-- Begin --

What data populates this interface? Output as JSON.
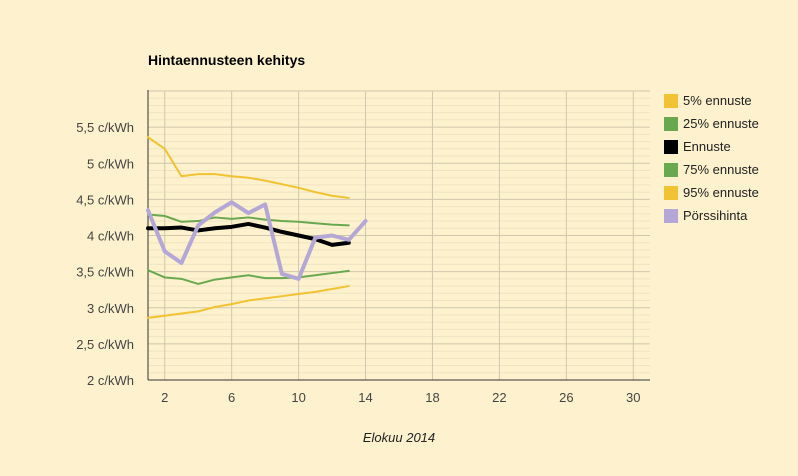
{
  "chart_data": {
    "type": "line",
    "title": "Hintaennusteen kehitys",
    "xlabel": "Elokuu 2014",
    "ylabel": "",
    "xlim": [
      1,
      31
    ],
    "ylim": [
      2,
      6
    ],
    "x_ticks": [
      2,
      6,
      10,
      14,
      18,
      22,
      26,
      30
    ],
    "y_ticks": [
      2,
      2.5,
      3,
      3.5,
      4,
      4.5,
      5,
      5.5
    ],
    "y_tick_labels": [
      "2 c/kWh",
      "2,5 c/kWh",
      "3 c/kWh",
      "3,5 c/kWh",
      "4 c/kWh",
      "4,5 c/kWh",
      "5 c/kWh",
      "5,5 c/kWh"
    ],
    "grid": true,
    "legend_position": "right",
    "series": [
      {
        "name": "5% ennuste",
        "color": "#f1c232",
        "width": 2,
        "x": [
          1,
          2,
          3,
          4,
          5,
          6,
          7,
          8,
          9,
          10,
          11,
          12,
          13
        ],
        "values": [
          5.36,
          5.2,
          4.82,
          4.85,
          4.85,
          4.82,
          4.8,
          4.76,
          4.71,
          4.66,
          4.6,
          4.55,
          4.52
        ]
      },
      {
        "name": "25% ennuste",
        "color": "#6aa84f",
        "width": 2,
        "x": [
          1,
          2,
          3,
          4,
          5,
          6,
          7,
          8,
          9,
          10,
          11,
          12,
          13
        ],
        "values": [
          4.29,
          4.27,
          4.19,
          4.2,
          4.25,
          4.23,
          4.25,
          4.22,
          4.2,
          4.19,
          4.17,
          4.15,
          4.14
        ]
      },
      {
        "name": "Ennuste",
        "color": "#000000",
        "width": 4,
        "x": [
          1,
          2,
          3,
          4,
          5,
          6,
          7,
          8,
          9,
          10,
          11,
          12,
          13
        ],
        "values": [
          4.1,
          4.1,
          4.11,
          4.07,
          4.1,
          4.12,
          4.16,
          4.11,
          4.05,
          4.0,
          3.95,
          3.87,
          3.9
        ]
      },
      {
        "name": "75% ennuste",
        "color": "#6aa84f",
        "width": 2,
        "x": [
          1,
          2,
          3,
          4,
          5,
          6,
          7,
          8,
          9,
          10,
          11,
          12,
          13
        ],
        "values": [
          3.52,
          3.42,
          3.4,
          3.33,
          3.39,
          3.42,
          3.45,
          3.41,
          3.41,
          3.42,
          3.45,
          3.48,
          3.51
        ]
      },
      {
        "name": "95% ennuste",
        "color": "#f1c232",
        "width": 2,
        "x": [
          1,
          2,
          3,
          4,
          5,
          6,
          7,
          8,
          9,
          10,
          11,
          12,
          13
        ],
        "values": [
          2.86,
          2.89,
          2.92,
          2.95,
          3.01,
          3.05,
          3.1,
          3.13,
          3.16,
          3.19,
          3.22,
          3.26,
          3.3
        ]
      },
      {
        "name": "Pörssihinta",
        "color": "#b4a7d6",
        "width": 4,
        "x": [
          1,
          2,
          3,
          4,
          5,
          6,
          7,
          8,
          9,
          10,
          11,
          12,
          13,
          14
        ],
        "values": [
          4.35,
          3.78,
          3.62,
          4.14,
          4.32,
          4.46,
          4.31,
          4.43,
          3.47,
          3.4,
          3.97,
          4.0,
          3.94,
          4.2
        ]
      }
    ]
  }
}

-- End --

Set down the complete material exactly, but do not include the images.

§ Result of this exercise:
What data populates this interface? Output as JSON.
{
  "chart_data": {
    "type": "line",
    "title": "Hintaennusteen kehitys",
    "xlabel": "Elokuu 2014",
    "ylabel": "",
    "xlim": [
      1,
      31
    ],
    "ylim": [
      2,
      6
    ],
    "x_ticks": [
      2,
      6,
      10,
      14,
      18,
      22,
      26,
      30
    ],
    "y_ticks": [
      2,
      2.5,
      3,
      3.5,
      4,
      4.5,
      5,
      5.5
    ],
    "y_tick_labels": [
      "2 c/kWh",
      "2,5 c/kWh",
      "3 c/kWh",
      "3,5 c/kWh",
      "4 c/kWh",
      "4,5 c/kWh",
      "5 c/kWh",
      "5,5 c/kWh"
    ],
    "grid": true,
    "legend_position": "right",
    "series": [
      {
        "name": "5% ennuste",
        "color": "#f1c232",
        "width": 2,
        "x": [
          1,
          2,
          3,
          4,
          5,
          6,
          7,
          8,
          9,
          10,
          11,
          12,
          13
        ],
        "values": [
          5.36,
          5.2,
          4.82,
          4.85,
          4.85,
          4.82,
          4.8,
          4.76,
          4.71,
          4.66,
          4.6,
          4.55,
          4.52
        ]
      },
      {
        "name": "25% ennuste",
        "color": "#6aa84f",
        "width": 2,
        "x": [
          1,
          2,
          3,
          4,
          5,
          6,
          7,
          8,
          9,
          10,
          11,
          12,
          13
        ],
        "values": [
          4.29,
          4.27,
          4.19,
          4.2,
          4.25,
          4.23,
          4.25,
          4.22,
          4.2,
          4.19,
          4.17,
          4.15,
          4.14
        ]
      },
      {
        "name": "Ennuste",
        "color": "#000000",
        "width": 4,
        "x": [
          1,
          2,
          3,
          4,
          5,
          6,
          7,
          8,
          9,
          10,
          11,
          12,
          13
        ],
        "values": [
          4.1,
          4.1,
          4.11,
          4.07,
          4.1,
          4.12,
          4.16,
          4.11,
          4.05,
          4.0,
          3.95,
          3.87,
          3.9
        ]
      },
      {
        "name": "75% ennuste",
        "color": "#6aa84f",
        "width": 2,
        "x": [
          1,
          2,
          3,
          4,
          5,
          6,
          7,
          8,
          9,
          10,
          11,
          12,
          13
        ],
        "values": [
          3.52,
          3.42,
          3.4,
          3.33,
          3.39,
          3.42,
          3.45,
          3.41,
          3.41,
          3.42,
          3.45,
          3.48,
          3.51
        ]
      },
      {
        "name": "95% ennuste",
        "color": "#f1c232",
        "width": 2,
        "x": [
          1,
          2,
          3,
          4,
          5,
          6,
          7,
          8,
          9,
          10,
          11,
          12,
          13
        ],
        "values": [
          2.86,
          2.89,
          2.92,
          2.95,
          3.01,
          3.05,
          3.1,
          3.13,
          3.16,
          3.19,
          3.22,
          3.26,
          3.3
        ]
      },
      {
        "name": "Pörssihinta",
        "color": "#b4a7d6",
        "width": 4,
        "x": [
          1,
          2,
          3,
          4,
          5,
          6,
          7,
          8,
          9,
          10,
          11,
          12,
          13,
          14
        ],
        "values": [
          4.35,
          3.78,
          3.62,
          4.14,
          4.32,
          4.46,
          4.31,
          4.43,
          3.47,
          3.4,
          3.97,
          4.0,
          3.94,
          4.2
        ]
      }
    ]
  }
}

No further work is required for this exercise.